DATA FOR THIS TASK –

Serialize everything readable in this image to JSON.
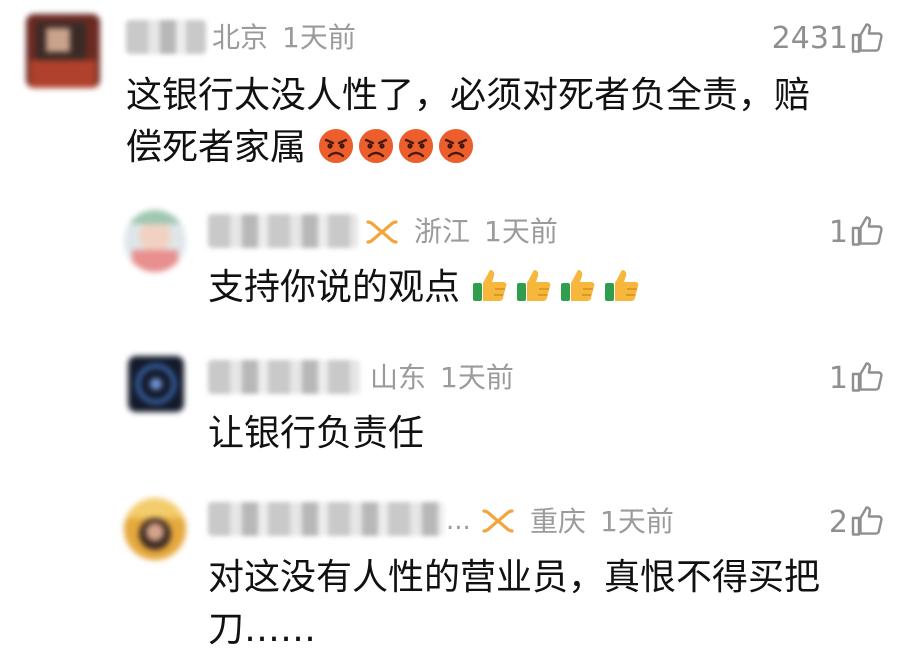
{
  "colors": {
    "meta": "#9b9b9b",
    "text": "#111111",
    "badge": "#f3a53a",
    "angry": "#e74c2e",
    "thumb": "#f6b73c"
  },
  "comments": [
    {
      "location": "北京",
      "time": "1天前",
      "likes": "2431",
      "text_lines": [
        "这银行太没人性了，必须对死者负全责，赔",
        "偿死者家属"
      ],
      "emoji_names": [
        "angry-face",
        "angry-face",
        "angry-face",
        "angry-face"
      ]
    },
    {
      "location": "浙江",
      "time": "1天前",
      "likes": "1",
      "text_lines": [
        "支持你说的观点"
      ],
      "emoji_names": [
        "thumbs-up",
        "thumbs-up",
        "thumbs-up",
        "thumbs-up"
      ]
    },
    {
      "location": "山东",
      "time": "1天前",
      "likes": "1",
      "text_lines": [
        "让银行负责任"
      ]
    },
    {
      "location": "重庆",
      "time": "1天前",
      "likes": "2",
      "name_suffix": "...",
      "text_lines": [
        "对这没有人性的营业员，真恨不得买把",
        "刀……"
      ]
    }
  ]
}
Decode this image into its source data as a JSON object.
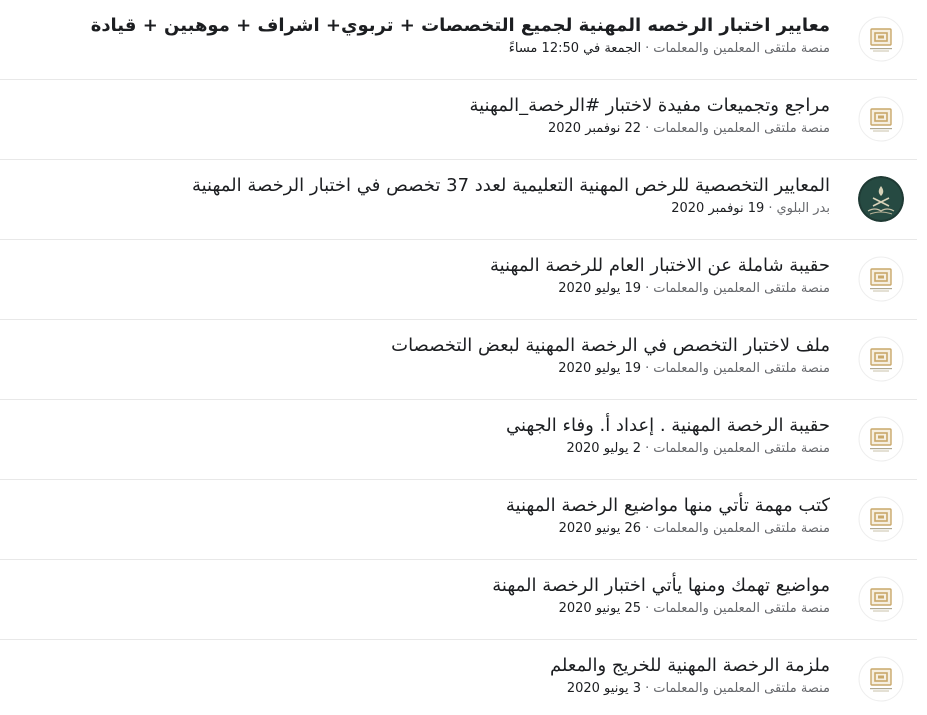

EXERCISE REQUIREMENTS – Copy the material above in full and exactly, skipping pictures.

FINAL RESULT –
Serialize everything readable in this image to JSON.
{
  "colors": {
    "meta": "#9b9b9b",
    "text": "#111111",
    "badge": "#f3a53a",
    "angry": "#e74c2e",
    "thumb": "#f6b73c"
  },
  "comments": [
    {
      "location": "北京",
      "time": "1天前",
      "likes": "2431",
      "text_lines": [
        "这银行太没人性了，必须对死者负全责，赔",
        "偿死者家属"
      ],
      "emoji_names": [
        "angry-face",
        "angry-face",
        "angry-face",
        "angry-face"
      ]
    },
    {
      "location": "浙江",
      "time": "1天前",
      "likes": "1",
      "text_lines": [
        "支持你说的观点"
      ],
      "emoji_names": [
        "thumbs-up",
        "thumbs-up",
        "thumbs-up",
        "thumbs-up"
      ]
    },
    {
      "location": "山东",
      "time": "1天前",
      "likes": "1",
      "text_lines": [
        "让银行负责任"
      ]
    },
    {
      "location": "重庆",
      "time": "1天前",
      "likes": "2",
      "name_suffix": "...",
      "text_lines": [
        "对这没有人性的营业员，真恨不得买把",
        "刀……"
      ]
    }
  ]
}
Decode this image into its source data as a JSON object.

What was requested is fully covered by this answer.